• _AIM_: Reproduce every line in the listing that contains the word "label".
Begin
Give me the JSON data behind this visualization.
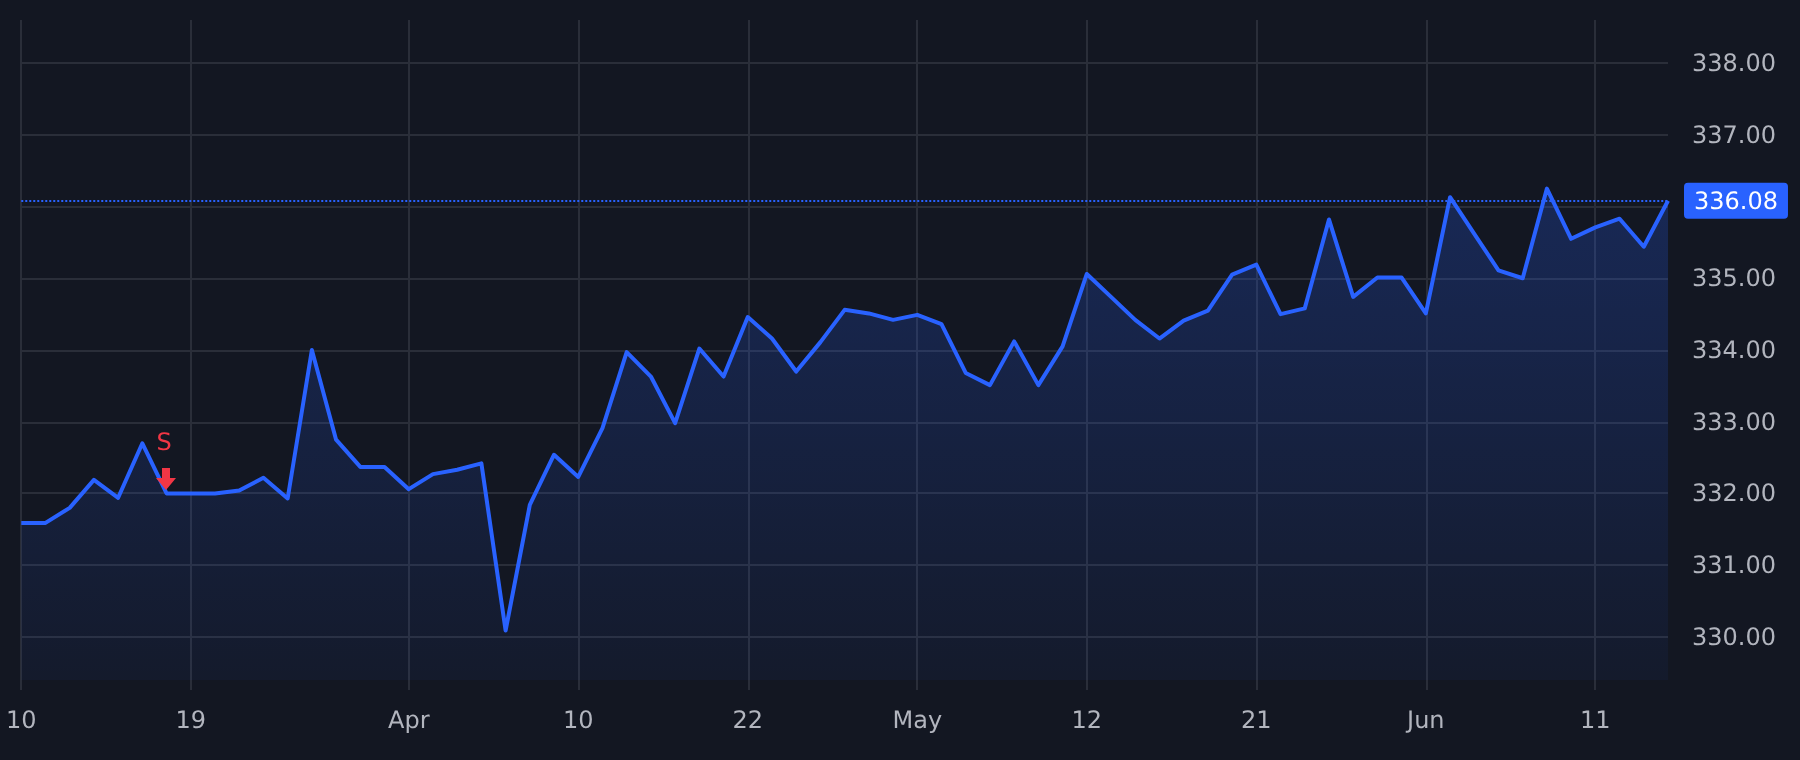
{
  "chart_data": {
    "type": "area",
    "categories": [
      "10",
      null,
      null,
      null,
      null,
      null,
      null,
      "19",
      null,
      null,
      null,
      null,
      null,
      null,
      null,
      null,
      "Apr",
      null,
      null,
      null,
      null,
      null,
      null,
      "10",
      null,
      null,
      null,
      null,
      null,
      null,
      "22",
      null,
      null,
      null,
      null,
      null,
      null,
      "May",
      null,
      null,
      null,
      null,
      null,
      null,
      "12",
      null,
      null,
      null,
      null,
      null,
      null,
      "21",
      null,
      null,
      null,
      null,
      null,
      null,
      "Jun",
      null,
      null,
      null,
      null,
      null,
      null,
      "11",
      null,
      null,
      null
    ],
    "series": [
      {
        "color": "#2962ff",
        "values": [
          331.59,
          331.59,
          331.8,
          332.19,
          331.94,
          332.7,
          332.0,
          332.0,
          332.0,
          332.04,
          332.22,
          331.93,
          334.0,
          332.75,
          332.37,
          332.37,
          332.06,
          332.27,
          332.33,
          332.42,
          330.09,
          331.84,
          332.54,
          332.23,
          332.91,
          333.97,
          333.63,
          332.98,
          334.02,
          333.63,
          334.46,
          334.16,
          333.7,
          334.11,
          334.56,
          334.51,
          334.42,
          334.49,
          334.36,
          333.68,
          333.51,
          334.12,
          333.51,
          334.05,
          335.06,
          334.74,
          334.42,
          334.16,
          334.41,
          334.55,
          335.05,
          335.19,
          334.5,
          334.58,
          335.82,
          334.74,
          335.01,
          335.01,
          334.51,
          336.13,
          335.62,
          335.11,
          335.0,
          336.25,
          335.55,
          335.71,
          335.83,
          335.44,
          336.08
        ]
      }
    ],
    "ylim": [
      329.4,
      338.6
    ],
    "yticks": [
      {
        "value": 330,
        "label": "330.00"
      },
      {
        "value": 331,
        "label": "331.00"
      },
      {
        "value": 332,
        "label": "332.00"
      },
      {
        "value": 333,
        "label": "333.00"
      },
      {
        "value": 334,
        "label": "334.00"
      },
      {
        "value": 335,
        "label": "335.00"
      },
      {
        "value": 336,
        "label": null
      },
      {
        "value": 337,
        "label": "337.00"
      },
      {
        "value": 338,
        "label": "338.00"
      }
    ],
    "ref_lines": [
      {
        "axis": "y",
        "value": 336.08,
        "label": "336.08",
        "color": "#2962ff",
        "line_style": "dotted"
      }
    ],
    "annotations": [
      {
        "text": "S",
        "y": 332.0
      }
    ],
    "grid": true
  }
}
End
• _ANSWER TO THE PROBLEM_:
        "label": "330.00"
        "label": "331.00"
        "label": "332.00"
        "label": "333.00"
        "label": "334.00"
        "label": "335.00"
        "label": null
        "label": "337.00"
        "label": "338.00"
        "label": "336.08",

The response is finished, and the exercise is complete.